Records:
[BEGIN]
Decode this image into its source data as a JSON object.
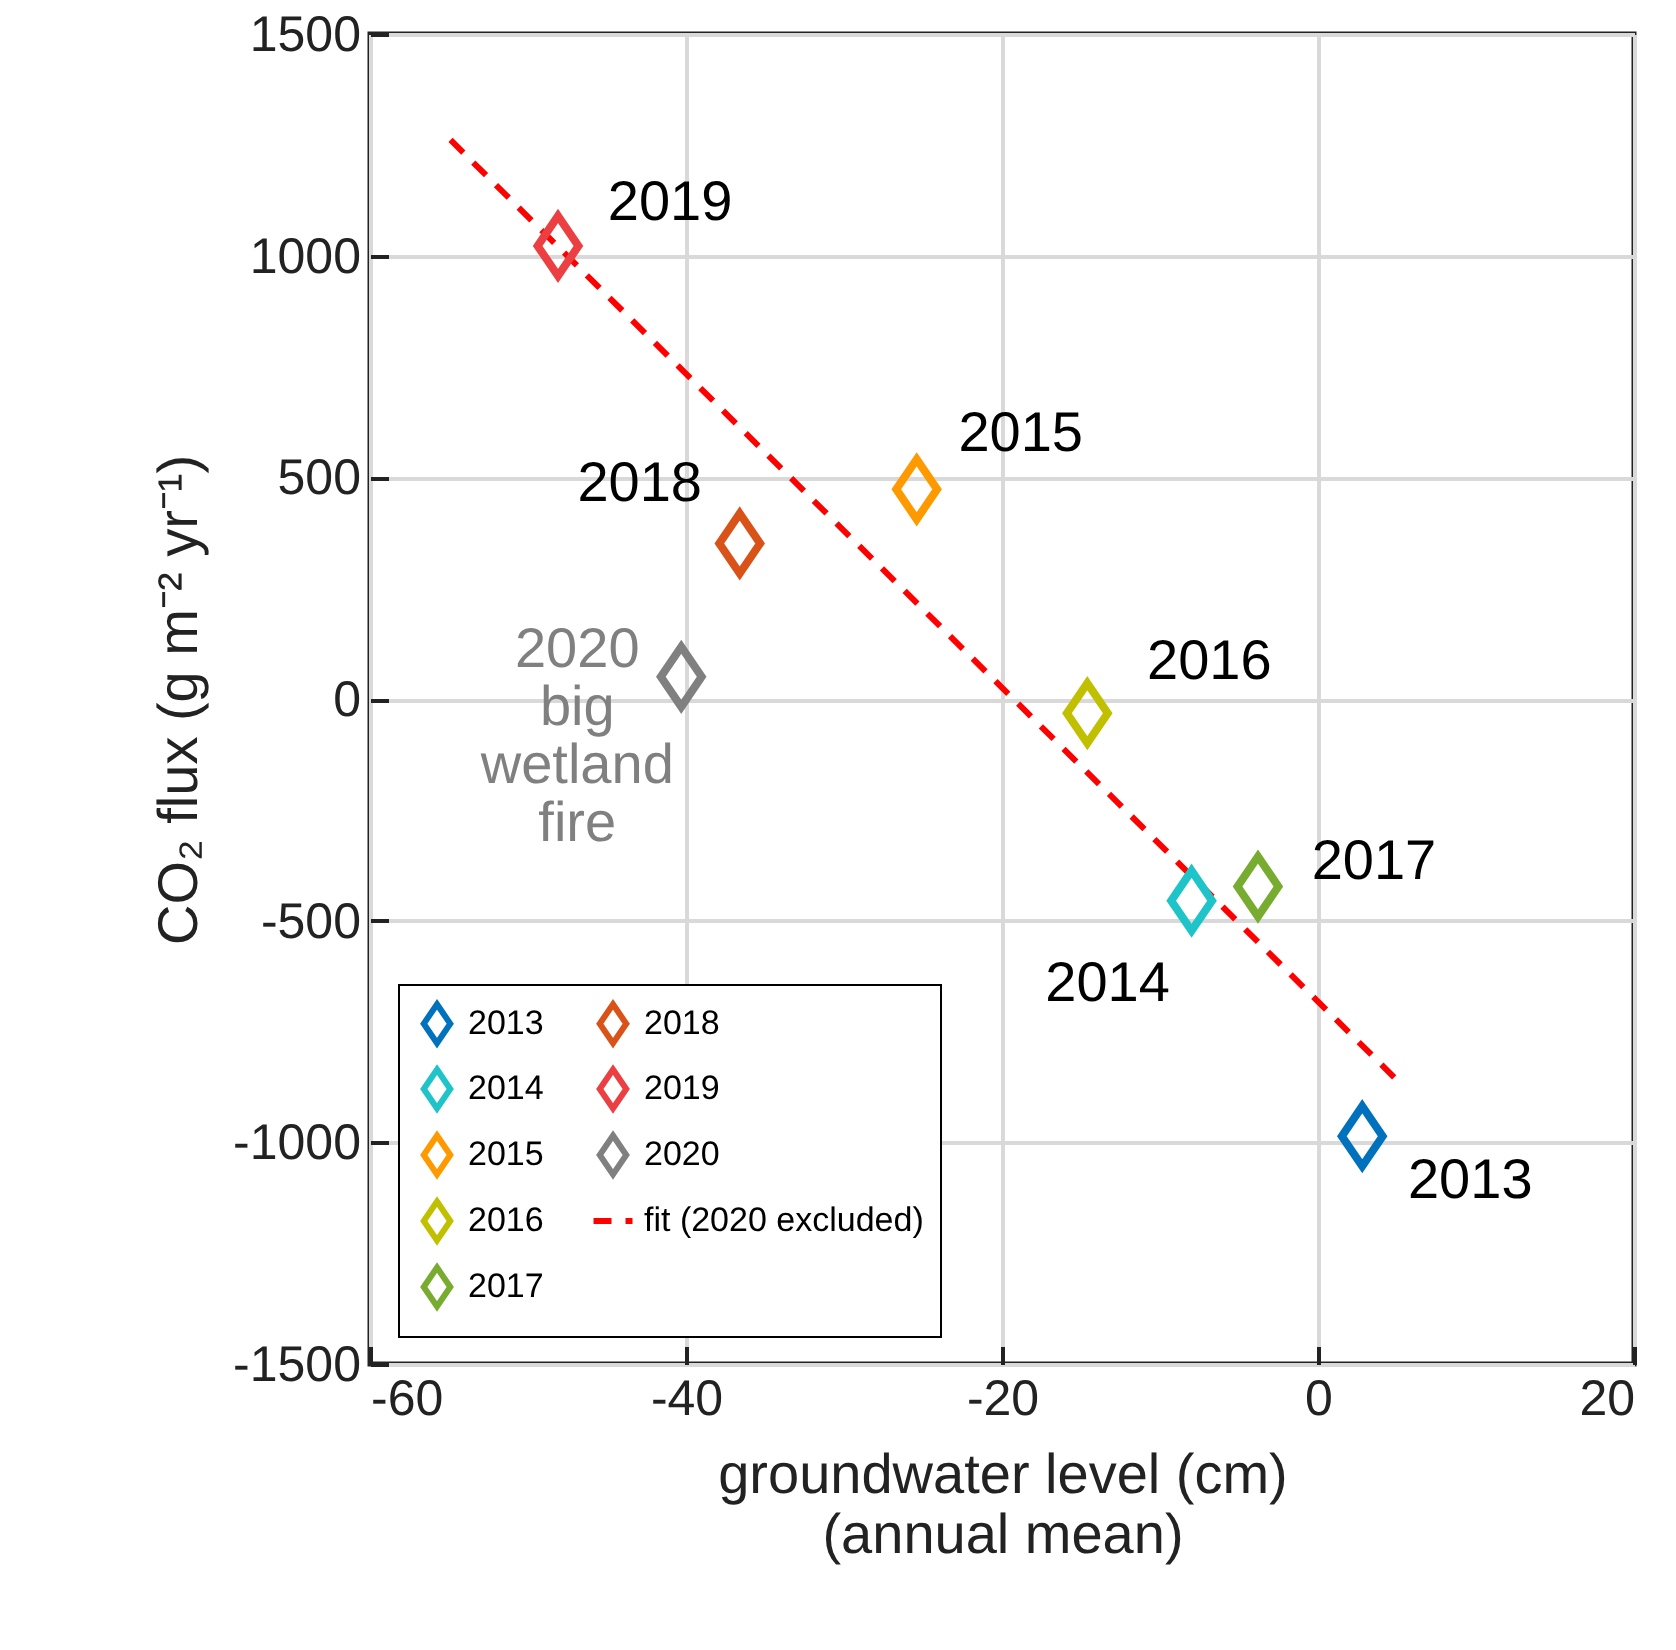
{
  "chart_data": {
    "type": "scatter",
    "xlabel": "groundwater level (cm)\n(annual mean)",
    "ylabel": "CO₂ flux (g m⁻² yr⁻¹)",
    "xlim": [
      -60,
      20
    ],
    "ylim": [
      -1500,
      1500
    ],
    "xticks": [
      -60,
      -40,
      -20,
      0,
      20
    ],
    "yticks": [
      -1500,
      -1000,
      -500,
      0,
      500,
      1000,
      1500
    ],
    "grid": true,
    "legend": "bottom left",
    "marker": "diamond",
    "series": [
      {
        "name": "2013",
        "color": "#0072bd",
        "x": [
          2.8
        ],
        "values": [
          -986
        ]
      },
      {
        "name": "2014",
        "color": "#1ec4c8",
        "x": [
          -8.0
        ],
        "values": [
          -455
        ]
      },
      {
        "name": "2015",
        "color": "#ff9900",
        "x": [
          -25.4
        ],
        "values": [
          473
        ]
      },
      {
        "name": "2016",
        "color": "#c0c000",
        "x": [
          -14.6
        ],
        "values": [
          -32
        ]
      },
      {
        "name": "2017",
        "color": "#77ac30",
        "x": [
          -3.8
        ],
        "values": [
          -423
        ]
      },
      {
        "name": "2018",
        "color": "#d95319",
        "x": [
          -36.6
        ],
        "values": [
          351
        ]
      },
      {
        "name": "2019",
        "color": "#ec3f42",
        "x": [
          -48.1
        ],
        "values": [
          1022
        ]
      },
      {
        "name": "2020",
        "color": "#808080",
        "x": [
          -40.3
        ],
        "values": [
          50
        ]
      },
      {
        "name": "fit (2020 excluded)",
        "type": "line",
        "color": "#ff0000",
        "line_style": "dashed",
        "marker": "none",
        "x": [
          -54.9,
          4.9
        ],
        "values": [
          1261,
          -856
        ]
      }
    ],
    "annotations": [
      {
        "text": "2013",
        "x": 2.8,
        "y": -986
      },
      {
        "text": "2014",
        "x": -8.0,
        "y": -455
      },
      {
        "text": "2015",
        "x": -25.4,
        "y": 473
      },
      {
        "text": "2016",
        "x": -14.6,
        "y": -32
      },
      {
        "text": "2017",
        "x": -3.8,
        "y": -423
      },
      {
        "text": "2018",
        "x": -36.6,
        "y": 351
      },
      {
        "text": "2019",
        "x": -48.1,
        "y": 1022
      },
      {
        "text": "2020\nbig\nwetland\nfire",
        "x": -40.3,
        "y": 50
      }
    ]
  }
}
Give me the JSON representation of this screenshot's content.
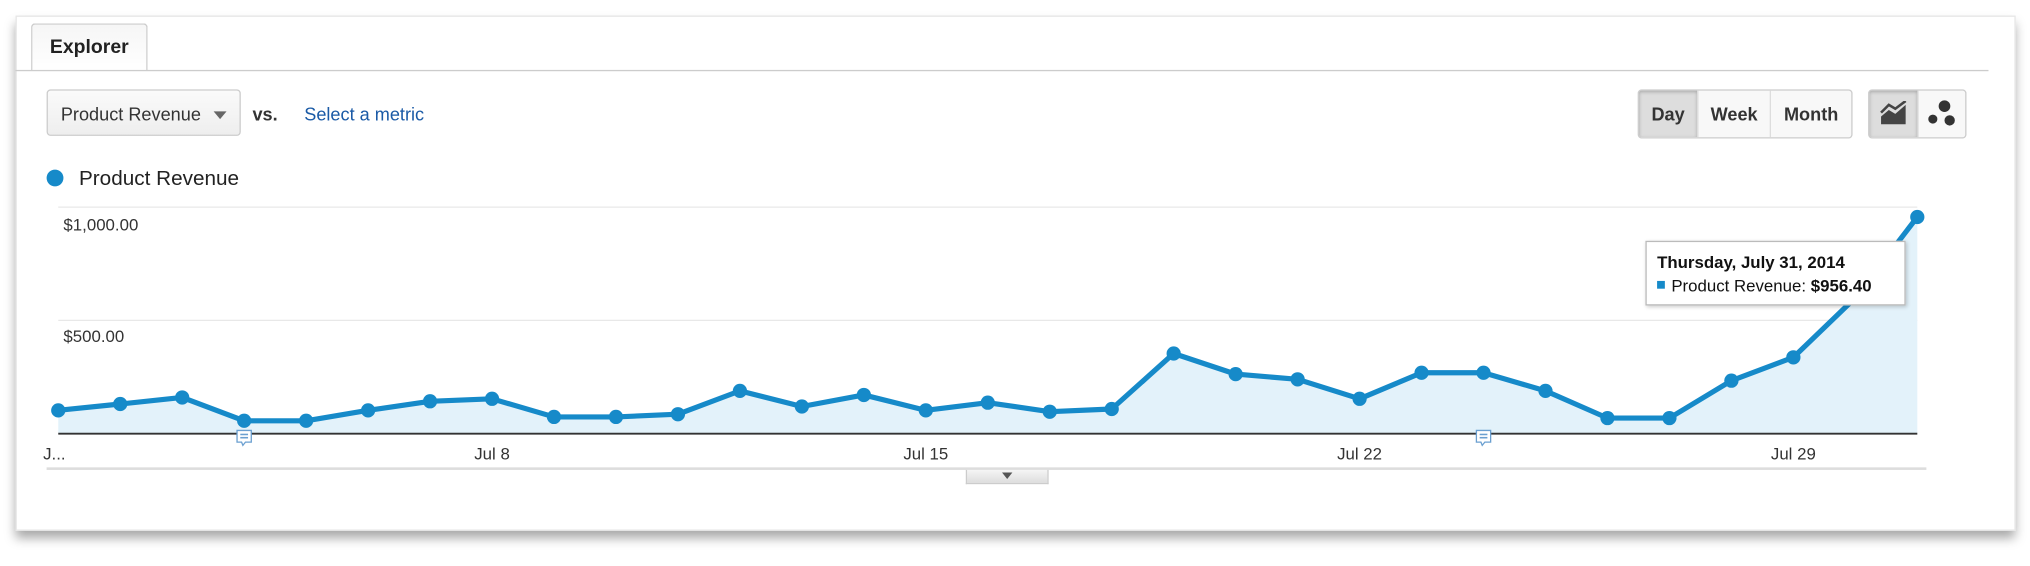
[END]
Directions for this task: Count every line in the entries above where the word "color" appears; respond with the number alone.

Written answer: 9